▶ _PROBLEM REQUIREMENTS_:
Every line that includes the word "année" is to be listed.

::: DATA FOR THIS EXERCISE

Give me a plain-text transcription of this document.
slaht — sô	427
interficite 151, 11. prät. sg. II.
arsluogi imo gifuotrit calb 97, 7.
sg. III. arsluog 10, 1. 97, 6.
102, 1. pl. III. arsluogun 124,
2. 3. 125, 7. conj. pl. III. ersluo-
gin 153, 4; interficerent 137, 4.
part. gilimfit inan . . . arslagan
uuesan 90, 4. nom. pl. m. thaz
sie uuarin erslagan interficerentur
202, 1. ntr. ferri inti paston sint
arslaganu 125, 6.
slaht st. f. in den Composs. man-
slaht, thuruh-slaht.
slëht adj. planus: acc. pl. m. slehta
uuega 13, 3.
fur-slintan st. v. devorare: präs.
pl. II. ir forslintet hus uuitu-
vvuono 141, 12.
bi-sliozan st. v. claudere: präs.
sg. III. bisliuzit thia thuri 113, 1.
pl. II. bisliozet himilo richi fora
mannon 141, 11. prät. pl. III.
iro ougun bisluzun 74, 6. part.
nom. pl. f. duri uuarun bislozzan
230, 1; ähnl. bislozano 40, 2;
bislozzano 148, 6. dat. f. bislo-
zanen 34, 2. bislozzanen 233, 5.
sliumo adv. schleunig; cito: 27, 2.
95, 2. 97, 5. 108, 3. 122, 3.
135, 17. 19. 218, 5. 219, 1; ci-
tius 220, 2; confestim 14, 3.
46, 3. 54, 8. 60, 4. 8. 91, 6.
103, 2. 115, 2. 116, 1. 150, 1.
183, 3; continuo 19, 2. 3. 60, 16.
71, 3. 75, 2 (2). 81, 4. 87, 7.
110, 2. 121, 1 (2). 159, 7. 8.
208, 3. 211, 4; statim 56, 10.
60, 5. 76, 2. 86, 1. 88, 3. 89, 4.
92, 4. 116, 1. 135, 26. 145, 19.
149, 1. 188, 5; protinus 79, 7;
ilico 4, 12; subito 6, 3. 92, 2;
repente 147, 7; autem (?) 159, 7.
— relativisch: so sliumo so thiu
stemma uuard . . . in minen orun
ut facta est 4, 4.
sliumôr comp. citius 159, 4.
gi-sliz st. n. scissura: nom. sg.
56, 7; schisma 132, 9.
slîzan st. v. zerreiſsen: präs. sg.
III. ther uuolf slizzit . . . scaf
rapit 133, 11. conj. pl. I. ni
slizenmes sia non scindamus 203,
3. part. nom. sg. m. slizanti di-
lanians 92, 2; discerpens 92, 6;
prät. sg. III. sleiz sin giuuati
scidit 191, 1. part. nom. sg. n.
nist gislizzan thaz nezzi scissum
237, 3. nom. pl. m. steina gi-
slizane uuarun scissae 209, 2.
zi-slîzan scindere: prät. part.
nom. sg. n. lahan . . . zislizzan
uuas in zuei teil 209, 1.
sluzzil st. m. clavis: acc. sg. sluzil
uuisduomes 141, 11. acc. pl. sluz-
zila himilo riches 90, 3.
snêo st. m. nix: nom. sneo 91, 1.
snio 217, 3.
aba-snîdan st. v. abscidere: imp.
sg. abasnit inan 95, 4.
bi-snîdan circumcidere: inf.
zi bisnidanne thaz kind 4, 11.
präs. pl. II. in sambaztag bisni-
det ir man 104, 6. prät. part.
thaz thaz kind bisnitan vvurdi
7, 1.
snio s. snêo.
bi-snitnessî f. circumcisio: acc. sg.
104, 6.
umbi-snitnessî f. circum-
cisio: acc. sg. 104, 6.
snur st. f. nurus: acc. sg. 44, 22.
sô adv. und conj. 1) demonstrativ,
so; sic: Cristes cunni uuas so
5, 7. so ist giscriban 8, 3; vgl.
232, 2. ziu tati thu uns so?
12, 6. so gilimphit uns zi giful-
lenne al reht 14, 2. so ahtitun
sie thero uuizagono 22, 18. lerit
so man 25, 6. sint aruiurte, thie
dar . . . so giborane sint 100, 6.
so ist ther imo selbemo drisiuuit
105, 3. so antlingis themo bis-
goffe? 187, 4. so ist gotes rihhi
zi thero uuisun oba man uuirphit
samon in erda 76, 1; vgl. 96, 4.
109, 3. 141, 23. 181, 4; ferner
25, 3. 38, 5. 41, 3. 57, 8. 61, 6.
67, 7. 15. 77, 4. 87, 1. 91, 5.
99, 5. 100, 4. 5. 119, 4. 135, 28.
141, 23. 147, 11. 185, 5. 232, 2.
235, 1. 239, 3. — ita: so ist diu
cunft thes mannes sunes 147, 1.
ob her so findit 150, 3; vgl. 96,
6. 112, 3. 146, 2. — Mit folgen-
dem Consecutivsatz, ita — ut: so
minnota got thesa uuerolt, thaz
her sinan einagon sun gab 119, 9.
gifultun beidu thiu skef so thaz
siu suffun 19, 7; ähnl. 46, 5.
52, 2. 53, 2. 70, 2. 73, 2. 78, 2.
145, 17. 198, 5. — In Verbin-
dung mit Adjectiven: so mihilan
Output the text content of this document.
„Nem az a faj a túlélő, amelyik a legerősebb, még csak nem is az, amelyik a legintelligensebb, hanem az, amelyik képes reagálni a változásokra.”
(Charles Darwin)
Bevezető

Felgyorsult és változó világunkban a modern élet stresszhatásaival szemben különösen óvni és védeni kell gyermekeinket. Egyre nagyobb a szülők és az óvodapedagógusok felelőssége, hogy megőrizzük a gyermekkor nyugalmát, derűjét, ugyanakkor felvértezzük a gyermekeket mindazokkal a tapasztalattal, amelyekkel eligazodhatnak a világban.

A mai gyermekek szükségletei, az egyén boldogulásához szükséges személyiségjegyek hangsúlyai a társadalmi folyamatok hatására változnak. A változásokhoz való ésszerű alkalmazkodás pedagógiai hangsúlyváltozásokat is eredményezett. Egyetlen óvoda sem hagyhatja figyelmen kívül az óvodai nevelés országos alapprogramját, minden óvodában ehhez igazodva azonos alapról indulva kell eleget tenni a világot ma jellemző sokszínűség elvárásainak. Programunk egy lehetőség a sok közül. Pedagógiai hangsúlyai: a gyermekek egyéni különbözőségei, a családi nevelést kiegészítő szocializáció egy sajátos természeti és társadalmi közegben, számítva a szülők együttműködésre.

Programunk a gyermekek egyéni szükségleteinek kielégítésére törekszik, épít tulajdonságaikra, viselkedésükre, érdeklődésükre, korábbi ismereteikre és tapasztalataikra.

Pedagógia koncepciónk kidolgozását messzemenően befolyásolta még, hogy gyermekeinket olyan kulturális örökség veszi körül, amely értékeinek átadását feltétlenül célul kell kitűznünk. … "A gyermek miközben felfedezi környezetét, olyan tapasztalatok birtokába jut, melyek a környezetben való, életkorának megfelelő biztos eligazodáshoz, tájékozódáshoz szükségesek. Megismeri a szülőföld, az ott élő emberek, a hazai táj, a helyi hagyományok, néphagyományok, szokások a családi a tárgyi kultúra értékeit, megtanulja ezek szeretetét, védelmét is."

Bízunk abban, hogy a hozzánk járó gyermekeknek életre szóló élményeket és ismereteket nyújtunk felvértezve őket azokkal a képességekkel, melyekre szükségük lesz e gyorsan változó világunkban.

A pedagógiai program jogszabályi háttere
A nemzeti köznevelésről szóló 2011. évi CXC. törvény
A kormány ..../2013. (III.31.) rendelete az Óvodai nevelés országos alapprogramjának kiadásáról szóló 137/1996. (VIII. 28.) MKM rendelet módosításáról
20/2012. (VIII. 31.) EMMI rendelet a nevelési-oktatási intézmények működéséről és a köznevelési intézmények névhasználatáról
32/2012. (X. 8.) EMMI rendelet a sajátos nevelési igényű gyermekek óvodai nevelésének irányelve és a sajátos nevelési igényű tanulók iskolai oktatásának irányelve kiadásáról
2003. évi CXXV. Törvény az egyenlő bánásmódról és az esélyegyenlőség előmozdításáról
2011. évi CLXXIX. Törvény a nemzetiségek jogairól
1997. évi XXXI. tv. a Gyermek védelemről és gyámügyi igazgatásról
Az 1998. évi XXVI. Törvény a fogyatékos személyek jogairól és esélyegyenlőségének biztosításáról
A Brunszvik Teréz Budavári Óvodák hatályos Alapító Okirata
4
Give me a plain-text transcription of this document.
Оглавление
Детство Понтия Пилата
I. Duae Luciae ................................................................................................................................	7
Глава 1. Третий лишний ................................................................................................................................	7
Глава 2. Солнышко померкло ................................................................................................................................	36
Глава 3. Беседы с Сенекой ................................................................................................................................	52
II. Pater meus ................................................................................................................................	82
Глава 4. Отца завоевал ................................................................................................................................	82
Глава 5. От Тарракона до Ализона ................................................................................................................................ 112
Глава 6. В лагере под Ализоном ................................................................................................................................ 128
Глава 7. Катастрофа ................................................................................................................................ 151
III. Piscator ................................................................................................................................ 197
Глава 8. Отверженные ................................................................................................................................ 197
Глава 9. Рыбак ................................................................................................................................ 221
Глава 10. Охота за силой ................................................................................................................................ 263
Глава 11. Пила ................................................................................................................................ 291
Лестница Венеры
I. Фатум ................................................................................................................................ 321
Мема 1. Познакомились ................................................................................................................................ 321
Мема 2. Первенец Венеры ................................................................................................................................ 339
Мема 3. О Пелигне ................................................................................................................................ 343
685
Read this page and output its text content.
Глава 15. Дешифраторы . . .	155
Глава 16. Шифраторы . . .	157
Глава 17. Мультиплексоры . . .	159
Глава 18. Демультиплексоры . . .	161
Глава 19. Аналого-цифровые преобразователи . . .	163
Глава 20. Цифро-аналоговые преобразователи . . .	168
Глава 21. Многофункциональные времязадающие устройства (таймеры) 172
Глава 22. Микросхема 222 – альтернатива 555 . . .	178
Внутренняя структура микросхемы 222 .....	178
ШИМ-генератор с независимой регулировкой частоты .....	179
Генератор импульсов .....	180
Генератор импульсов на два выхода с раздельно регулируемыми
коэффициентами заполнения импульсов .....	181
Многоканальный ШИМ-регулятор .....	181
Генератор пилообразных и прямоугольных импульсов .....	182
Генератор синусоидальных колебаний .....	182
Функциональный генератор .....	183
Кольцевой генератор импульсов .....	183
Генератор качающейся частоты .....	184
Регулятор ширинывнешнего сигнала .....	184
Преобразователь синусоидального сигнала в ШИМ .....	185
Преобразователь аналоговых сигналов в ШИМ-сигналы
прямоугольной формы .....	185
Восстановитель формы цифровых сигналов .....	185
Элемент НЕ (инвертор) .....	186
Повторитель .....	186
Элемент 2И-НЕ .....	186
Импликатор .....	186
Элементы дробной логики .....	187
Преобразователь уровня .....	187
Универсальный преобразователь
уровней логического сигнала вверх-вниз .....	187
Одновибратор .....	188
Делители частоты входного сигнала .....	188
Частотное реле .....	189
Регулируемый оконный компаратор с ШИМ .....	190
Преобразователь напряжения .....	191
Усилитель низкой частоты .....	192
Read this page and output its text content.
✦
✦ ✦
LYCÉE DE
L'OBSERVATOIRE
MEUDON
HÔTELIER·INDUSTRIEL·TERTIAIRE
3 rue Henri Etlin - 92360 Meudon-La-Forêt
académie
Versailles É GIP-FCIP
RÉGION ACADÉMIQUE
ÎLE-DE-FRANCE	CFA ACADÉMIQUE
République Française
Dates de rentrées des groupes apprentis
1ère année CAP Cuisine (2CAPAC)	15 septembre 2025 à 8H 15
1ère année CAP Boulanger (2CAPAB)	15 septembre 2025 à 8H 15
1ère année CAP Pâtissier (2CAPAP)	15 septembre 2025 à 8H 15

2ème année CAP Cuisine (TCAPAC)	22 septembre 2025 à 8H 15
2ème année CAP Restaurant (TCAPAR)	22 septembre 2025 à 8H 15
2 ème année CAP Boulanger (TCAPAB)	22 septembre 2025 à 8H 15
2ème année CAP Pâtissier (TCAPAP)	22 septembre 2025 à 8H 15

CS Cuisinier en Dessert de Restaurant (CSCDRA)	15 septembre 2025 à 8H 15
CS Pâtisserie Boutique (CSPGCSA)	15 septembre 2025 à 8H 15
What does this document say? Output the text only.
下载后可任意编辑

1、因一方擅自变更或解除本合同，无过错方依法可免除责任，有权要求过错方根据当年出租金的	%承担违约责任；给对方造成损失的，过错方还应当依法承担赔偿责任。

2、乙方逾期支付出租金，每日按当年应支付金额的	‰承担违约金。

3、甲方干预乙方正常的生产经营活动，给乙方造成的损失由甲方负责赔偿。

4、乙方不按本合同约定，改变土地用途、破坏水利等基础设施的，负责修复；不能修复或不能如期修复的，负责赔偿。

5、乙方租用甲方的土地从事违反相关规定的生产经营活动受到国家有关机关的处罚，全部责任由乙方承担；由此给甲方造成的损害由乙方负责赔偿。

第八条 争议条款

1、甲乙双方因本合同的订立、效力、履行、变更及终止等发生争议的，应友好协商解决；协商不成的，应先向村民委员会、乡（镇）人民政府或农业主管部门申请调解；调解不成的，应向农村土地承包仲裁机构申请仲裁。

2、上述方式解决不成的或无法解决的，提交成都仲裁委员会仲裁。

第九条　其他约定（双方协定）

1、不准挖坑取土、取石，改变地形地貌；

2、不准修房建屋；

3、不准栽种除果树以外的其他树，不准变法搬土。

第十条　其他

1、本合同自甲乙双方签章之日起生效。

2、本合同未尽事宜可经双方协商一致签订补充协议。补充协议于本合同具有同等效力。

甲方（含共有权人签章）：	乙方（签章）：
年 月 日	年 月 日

::::::

▶ _REPLY TO THE TASK_:
1ère année CAP Cuisine (2CAPAC)	15 septembre 2025 à 8H 15
1ère année CAP Boulanger (2CAPAB)	15 septembre 2025 à 8H 15
1ère année CAP Pâtissier (2CAPAP)	15 septembre 2025 à 8H 15
2ème année CAP Cuisine (TCAPAC)	22 septembre 2025 à 8H 15
2ème année CAP Restaurant (TCAPAR)	22 septembre 2025 à 8H 15
2 ème année CAP Boulanger (TCAPAB)	22 septembre 2025 à 8H 15
2ème année CAP Pâtissier (TCAPAP)	22 septembre 2025 à 8H 15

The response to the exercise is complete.